Start of WORKING DATA

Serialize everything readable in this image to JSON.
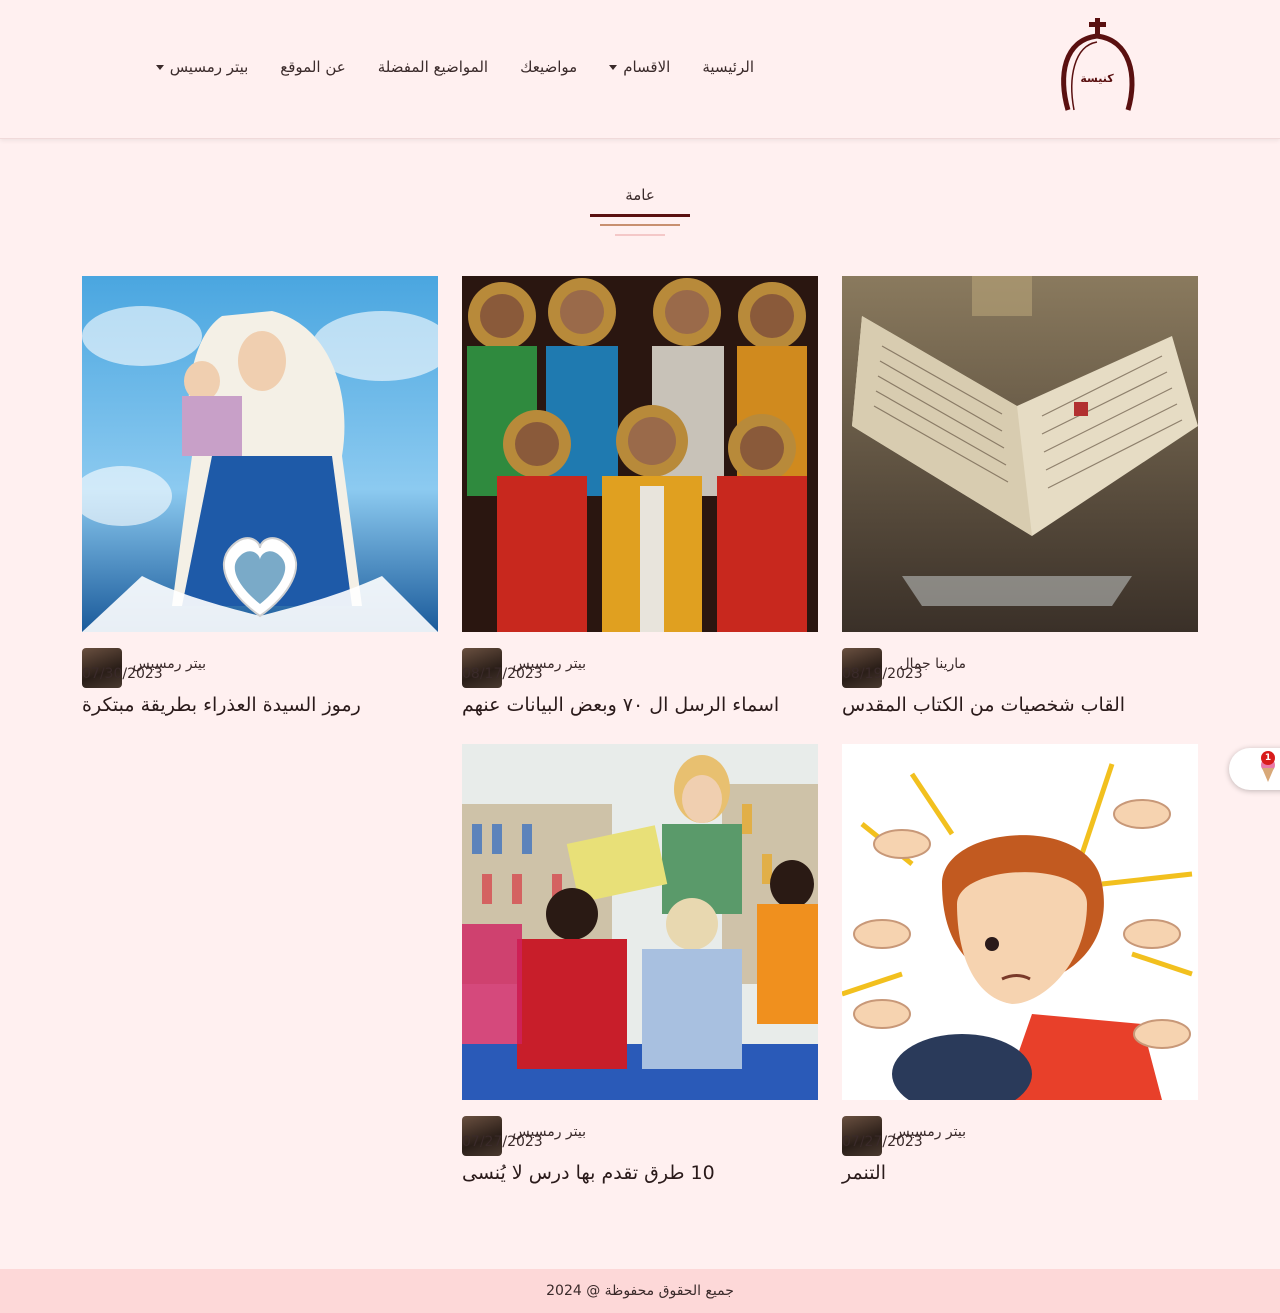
{
  "nav": {
    "items": [
      {
        "label": "الرئيسية",
        "has_dropdown": false
      },
      {
        "label": "الاقسام",
        "has_dropdown": true
      },
      {
        "label": "مواضيعك",
        "has_dropdown": false
      },
      {
        "label": "المواضيع المفضلة",
        "has_dropdown": false
      },
      {
        "label": "عن الموقع",
        "has_dropdown": false
      },
      {
        "label": "بيتر رمسيس",
        "has_dropdown": true
      }
    ]
  },
  "logo": {
    "text": "كنيسة"
  },
  "section": {
    "title": "عامة"
  },
  "posts": [
    {
      "title": "القاب شخصيات من الكتاب المقدس",
      "author": "مارينا جمال",
      "date": "08/19/2023",
      "image": "open-bible"
    },
    {
      "title": "اسماء الرسل ال ٧٠ وبعض البيانات عنهم",
      "author": "بيتر رمسيس",
      "date": "08/17/2023",
      "image": "apostles-icon"
    },
    {
      "title": "رموز السيدة العذراء بطريقة مبتكرة",
      "author": "بيتر رمسيس",
      "date": "07/30/2023",
      "image": "virgin-mary"
    },
    {
      "title": "التنمر",
      "author": "بيتر رمسيس",
      "date": "07/27/2023",
      "image": "bullying-cartoon"
    },
    {
      "title": "10 طرق تقدم بها درس لا يُنسى",
      "author": "بيتر رمسيس",
      "date": "07/27/2023",
      "image": "classroom"
    }
  ],
  "widget": {
    "badge": "1"
  },
  "footer": {
    "text": "جميع الحقوق محفوظة @ 2024"
  },
  "colors": {
    "accent": "#5a1010",
    "background": "#fff0f0",
    "footer": "#fdd8d8"
  }
}
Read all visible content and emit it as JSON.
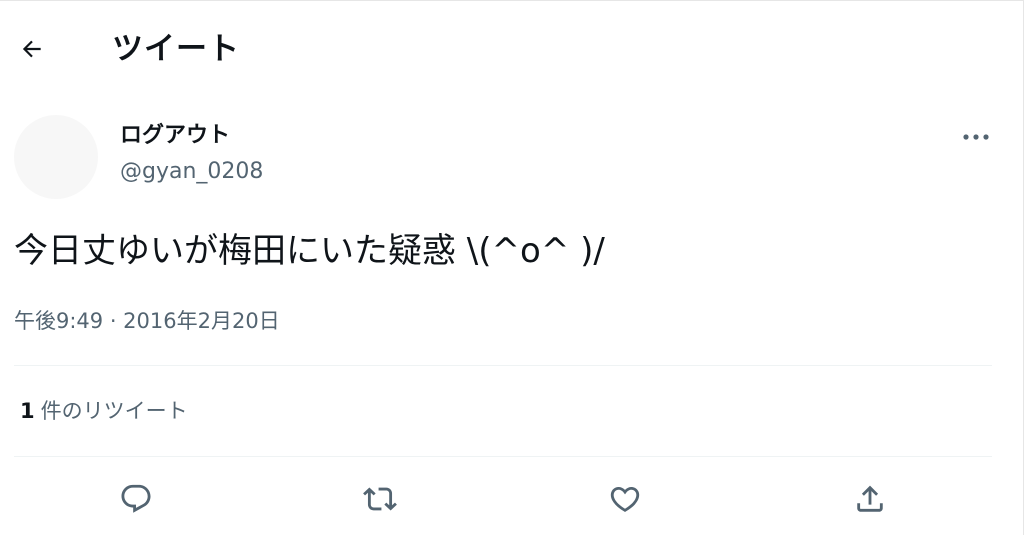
{
  "header": {
    "title": "ツイート"
  },
  "author": {
    "name": "ログアウト",
    "handle": "@gyan_0208"
  },
  "tweet": {
    "text": "今日丈ゆいが梅田にいた疑惑 \\(^o^ )/",
    "timestamp": "午後9:49 · 2016年2月20日"
  },
  "stats": {
    "retweet_count": "1",
    "retweet_label": "件のリツイート"
  },
  "icons": {
    "back": "arrow-left-icon",
    "more": "more-horizontal-icon",
    "reply": "reply-icon",
    "retweet": "retweet-icon",
    "like": "heart-icon",
    "share": "share-icon"
  },
  "colors": {
    "text": "#0f1419",
    "secondary": "#536471",
    "divider": "#eff3f4"
  }
}
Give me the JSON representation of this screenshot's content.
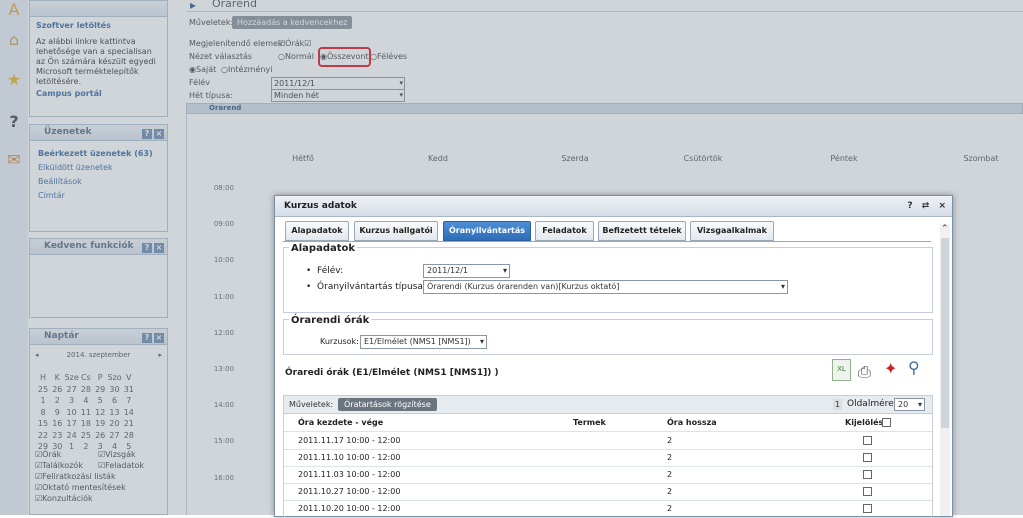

End of WORKING DATA

TASK TO COMPLETE
Repeat the data exactly, excluding the pictures.

EXERCISE RESPONSE
Serialize everything readable in this image to JSON.
{
  "nav": {
    "items": [
      {
        "label": "الرئيسية",
        "has_dropdown": false
      },
      {
        "label": "الاقسام",
        "has_dropdown": true
      },
      {
        "label": "مواضيعك",
        "has_dropdown": false
      },
      {
        "label": "المواضيع المفضلة",
        "has_dropdown": false
      },
      {
        "label": "عن الموقع",
        "has_dropdown": false
      },
      {
        "label": "بيتر رمسيس",
        "has_dropdown": true
      }
    ]
  },
  "logo": {
    "text": "كنيسة"
  },
  "section": {
    "title": "عامة"
  },
  "posts": [
    {
      "title": "القاب شخصيات من الكتاب المقدس",
      "author": "مارينا جمال",
      "date": "08/19/2023",
      "image": "open-bible"
    },
    {
      "title": "اسماء الرسل ال ٧٠ وبعض البيانات عنهم",
      "author": "بيتر رمسيس",
      "date": "08/17/2023",
      "image": "apostles-icon"
    },
    {
      "title": "رموز السيدة العذراء بطريقة مبتكرة",
      "author": "بيتر رمسيس",
      "date": "07/30/2023",
      "image": "virgin-mary"
    },
    {
      "title": "التنمر",
      "author": "بيتر رمسيس",
      "date": "07/27/2023",
      "image": "bullying-cartoon"
    },
    {
      "title": "10 طرق تقدم بها درس لا يُنسى",
      "author": "بيتر رمسيس",
      "date": "07/27/2023",
      "image": "classroom"
    }
  ],
  "widget": {
    "badge": "1"
  },
  "footer": {
    "text": "جميع الحقوق محفوظة @ 2024"
  },
  "colors": {
    "accent": "#5a1010",
    "background": "#fff0f0",
    "footer": "#fdd8d8"
  }
}
Read all visible content and emit it as JSON.
{
  "header": {
    "title": "ツイート"
  },
  "author": {
    "name": "ログアウト",
    "handle": "@gyan_0208"
  },
  "tweet": {
    "text": "今日丈ゆいが梅田にいた疑惑 \\(^o^ )/",
    "timestamp": "午後9:49 · 2016年2月20日"
  },
  "stats": {
    "retweet_count": "1",
    "retweet_label": "件のリツイート"
  },
  "icons": {
    "back": "arrow-left-icon",
    "more": "more-horizontal-icon",
    "reply": "reply-icon",
    "retweet": "retweet-icon",
    "like": "heart-icon",
    "share": "share-icon"
  },
  "colors": {
    "text": "#0f1419",
    "secondary": "#536471",
    "divider": "#eff3f4"
  }
}
Give me the JSON representation of this screenshot's content.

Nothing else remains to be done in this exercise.